Stored records:

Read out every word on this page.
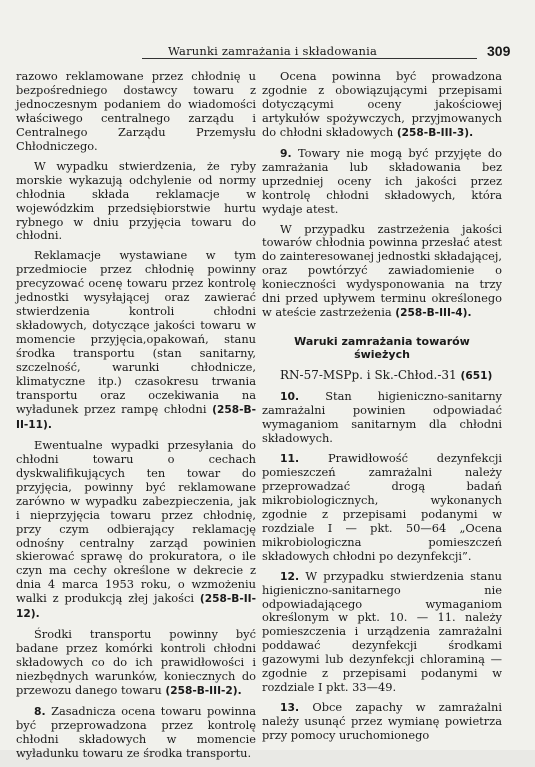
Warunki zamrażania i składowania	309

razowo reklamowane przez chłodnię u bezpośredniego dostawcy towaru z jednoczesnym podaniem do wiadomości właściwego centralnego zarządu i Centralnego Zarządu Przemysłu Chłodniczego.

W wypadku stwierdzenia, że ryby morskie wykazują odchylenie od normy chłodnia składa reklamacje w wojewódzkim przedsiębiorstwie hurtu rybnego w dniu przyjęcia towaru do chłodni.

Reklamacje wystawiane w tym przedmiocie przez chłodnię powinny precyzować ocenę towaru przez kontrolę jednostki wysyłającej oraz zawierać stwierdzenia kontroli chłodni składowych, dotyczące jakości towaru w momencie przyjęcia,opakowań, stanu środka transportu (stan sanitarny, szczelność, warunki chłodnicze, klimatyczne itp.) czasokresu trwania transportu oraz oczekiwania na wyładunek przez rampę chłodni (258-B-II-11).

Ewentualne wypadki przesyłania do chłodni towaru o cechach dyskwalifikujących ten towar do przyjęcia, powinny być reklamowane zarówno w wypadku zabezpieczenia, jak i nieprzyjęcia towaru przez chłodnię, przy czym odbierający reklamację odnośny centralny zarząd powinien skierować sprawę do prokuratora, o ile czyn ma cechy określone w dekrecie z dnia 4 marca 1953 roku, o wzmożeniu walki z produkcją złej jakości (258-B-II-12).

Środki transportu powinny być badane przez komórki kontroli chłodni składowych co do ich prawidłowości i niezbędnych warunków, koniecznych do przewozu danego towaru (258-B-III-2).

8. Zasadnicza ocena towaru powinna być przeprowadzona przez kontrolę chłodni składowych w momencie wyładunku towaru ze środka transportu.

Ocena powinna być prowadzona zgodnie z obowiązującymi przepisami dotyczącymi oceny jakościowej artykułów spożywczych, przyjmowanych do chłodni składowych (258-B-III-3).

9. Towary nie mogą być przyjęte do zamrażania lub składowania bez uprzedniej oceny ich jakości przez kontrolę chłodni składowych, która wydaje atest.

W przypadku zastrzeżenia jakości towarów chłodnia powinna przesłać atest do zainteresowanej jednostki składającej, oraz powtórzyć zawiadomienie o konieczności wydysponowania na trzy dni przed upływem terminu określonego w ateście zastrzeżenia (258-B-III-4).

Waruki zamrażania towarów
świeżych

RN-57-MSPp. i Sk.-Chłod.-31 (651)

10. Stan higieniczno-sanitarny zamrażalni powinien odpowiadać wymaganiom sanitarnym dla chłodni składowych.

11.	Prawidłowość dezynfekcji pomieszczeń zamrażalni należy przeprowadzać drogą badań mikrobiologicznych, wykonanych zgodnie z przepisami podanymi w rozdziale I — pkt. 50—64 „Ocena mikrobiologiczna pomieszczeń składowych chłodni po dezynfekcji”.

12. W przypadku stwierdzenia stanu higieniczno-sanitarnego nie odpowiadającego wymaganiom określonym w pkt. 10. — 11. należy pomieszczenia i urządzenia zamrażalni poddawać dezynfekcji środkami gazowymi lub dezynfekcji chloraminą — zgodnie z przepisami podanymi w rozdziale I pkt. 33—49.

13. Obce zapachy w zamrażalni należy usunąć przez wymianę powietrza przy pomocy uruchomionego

◆ Exercise instructions
Would you set down the listing exactly, omitting pictures?

◆ Written solution
Read out every word on this page.
Warunki zamrażania i składowania	309

razowo reklamowane przez chłodnię u bezpośredniego dostawcy towaru z jednoczesnym podaniem do wiadomości właściwego centralnego zarządu i Centralnego Zarządu Przemysłu Chłodniczego.

W wypadku stwierdzenia, że ryby morskie wykazują odchylenie od normy chłodnia składa reklamacje w wojewódzkim przedsiębiorstwie hurtu rybnego w dniu przyjęcia towaru do chłodni.

Reklamacje wystawiane w tym przedmiocie przez chłodnię powinny precyzować ocenę towaru przez kontrolę jednostki wysyłającej oraz zawierać stwierdzenia kontroli chłodni składowych, dotyczące jakości towaru w momencie przyjęcia,opakowań, stanu środka transportu (stan sanitarny, szczelność, warunki chłodnicze, klimatyczne itp.) czasokresu trwania transportu oraz oczekiwania na wyładunek przez rampę chłodni (258-B-II-11).

Ewentualne wypadki przesyłania do chłodni towaru o cechach dyskwalifikujących ten towar do przyjęcia, powinny być reklamowane zarówno w wypadku zabezpieczenia, jak i nieprzyjęcia towaru przez chłodnię, przy czym odbierający reklamację odnośny centralny zarząd powinien skierować sprawę do prokuratora, o ile czyn ma cechy określone w dekrecie z dnia 4 marca 1953 roku, o wzmożeniu walki z produkcją złej jakości (258-B-II-12).

Środki transportu powinny być badane przez komórki kontroli chłodni składowych co do ich prawidłowości i niezbędnych warunków, koniecznych do przewozu danego towaru (258-B-III-2).

8. Zasadnicza ocena towaru powinna być przeprowadzona przez kontrolę chłodni składowych w momencie wyładunku towaru ze środka transportu.

Ocena powinna być prowadzona zgodnie z obowiązującymi przepisami dotyczącymi oceny jakościowej artykułów spożywczych, przyjmowanych do chłodni składowych (258-B-III-3).

9. Towary nie mogą być przyjęte do zamrażania lub składowania bez uprzedniej oceny ich jakości przez kontrolę chłodni składowych, która wydaje atest.

W przypadku zastrzeżenia jakości towarów chłodnia powinna przesłać atest do zainteresowanej jednostki składającej, oraz powtórzyć zawiadomienie o konieczności wydysponowania na trzy dni przed upływem terminu określonego w ateście zastrzeżenia (258-B-III-4).

Waruki zamrażania towarów
świeżych

RN-57-MSPp. i Sk.-Chłod.-31 (651)

10. Stan higieniczno-sanitarny zamrażalni powinien odpowiadać wymaganiom sanitarnym dla chłodni składowych.

11.	Prawidłowość dezynfekcji pomieszczeń zamrażalni należy przeprowadzać drogą badań mikrobiologicznych, wykonanych zgodnie z przepisami podanymi w rozdziale I — pkt. 50—64 „Ocena mikrobiologiczna pomieszczeń składowych chłodni po dezynfekcji”.

12. W przypadku stwierdzenia stanu higieniczno-sanitarnego nie odpowiadającego wymaganiom określonym w pkt. 10. — 11. należy pomieszczenia i urządzenia zamrażalni poddawać dezynfekcji środkami gazowymi lub dezynfekcji chloraminą — zgodnie z przepisami podanymi w rozdziale I pkt. 33—49.

13. Obce zapachy w zamrażalni należy usunąć przez wymianę powietrza przy pomocy uruchomionego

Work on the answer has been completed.